**EXERCISE DESCRIPTION**. Among the entries below, find the lines with "values" and copy them.

== ENTRIES PROVIDED

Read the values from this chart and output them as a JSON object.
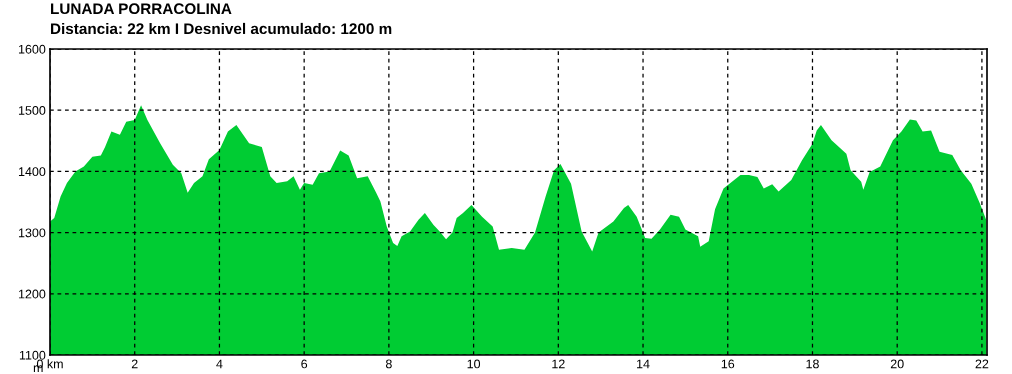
{
  "chart_data": {
    "type": "area",
    "title": "LUNADA PORRACOLINA",
    "subtitle": "Distancia: 22 km I Desnivel acumulado: 1200 m",
    "ylabel": "m",
    "series": [
      {
        "color": "#00cc33",
        "x": [
          0,
          0.1,
          0.25,
          0.4,
          0.6,
          0.8,
          1.0,
          1.2,
          1.3,
          1.45,
          1.65,
          1.8,
          2.0,
          2.15,
          2.3,
          2.6,
          2.9,
          3.1,
          3.25,
          3.4,
          3.6,
          3.75,
          4.0,
          4.2,
          4.4,
          4.7,
          5.0,
          5.2,
          5.35,
          5.6,
          5.75,
          5.9,
          6.0,
          6.2,
          6.35,
          6.6,
          6.85,
          7.05,
          7.25,
          7.5,
          7.7,
          7.8,
          7.95,
          8.1,
          8.2,
          8.3,
          8.5,
          8.7,
          8.85,
          9.05,
          9.2,
          9.35,
          9.5,
          9.6,
          9.75,
          9.95,
          10.2,
          10.45,
          10.6,
          10.9,
          11.2,
          11.45,
          11.7,
          11.9,
          12.05,
          12.3,
          12.55,
          12.8,
          12.95,
          13.3,
          13.55,
          13.65,
          13.85,
          14.05,
          14.2,
          14.4,
          14.65,
          14.85,
          15.0,
          15.3,
          15.35,
          15.55,
          15.7,
          15.9,
          16.1,
          16.3,
          16.5,
          16.7,
          16.85,
          17.05,
          17.2,
          17.5,
          17.75,
          18.0,
          18.1,
          18.2,
          18.45,
          18.8,
          18.9,
          19.15,
          19.2,
          19.35,
          19.6,
          19.9,
          20.1,
          20.3,
          20.45,
          20.6,
          20.8,
          21.0,
          21.3,
          21.5,
          21.75,
          21.95,
          22.1
        ],
        "values": [
          1318,
          1324,
          1359,
          1381,
          1400,
          1408,
          1424,
          1426,
          1440,
          1465,
          1460,
          1481,
          1484,
          1508,
          1484,
          1446,
          1411,
          1397,
          1365,
          1381,
          1392,
          1420,
          1435,
          1465,
          1476,
          1446,
          1440,
          1392,
          1381,
          1384,
          1392,
          1370,
          1381,
          1378,
          1397,
          1400,
          1434,
          1426,
          1389,
          1392,
          1365,
          1351,
          1310,
          1283,
          1278,
          1294,
          1302,
          1321,
          1332,
          1313,
          1302,
          1289,
          1300,
          1324,
          1332,
          1345,
          1326,
          1310,
          1272,
          1275,
          1272,
          1300,
          1359,
          1402,
          1412,
          1380,
          1302,
          1269,
          1300,
          1318,
          1340,
          1345,
          1326,
          1291,
          1290,
          1305,
          1329,
          1326,
          1305,
          1294,
          1277,
          1286,
          1338,
          1372,
          1383,
          1394,
          1394,
          1391,
          1372,
          1379,
          1367,
          1386,
          1418,
          1445,
          1467,
          1476,
          1451,
          1429,
          1402,
          1383,
          1370,
          1399,
          1408,
          1451,
          1465,
          1485,
          1483,
          1465,
          1467,
          1432,
          1427,
          1402,
          1380,
          1348,
          1321
        ]
      }
    ],
    "xlim": [
      0,
      22.12
    ],
    "ylim": [
      1100,
      1600
    ],
    "xticks": [
      {
        "value": 0,
        "label": "0 km"
      },
      2,
      4,
      6,
      8,
      10,
      12,
      14,
      16,
      18,
      20,
      22
    ],
    "yticks": [
      1100,
      1200,
      1300,
      1400,
      1500,
      1600
    ],
    "grid": true,
    "line_style": "dashed"
  }
}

====

**RESPONSE TO THIS EXERCISE**.
Read the values from this chart and output them as a JSON object.
        "values": [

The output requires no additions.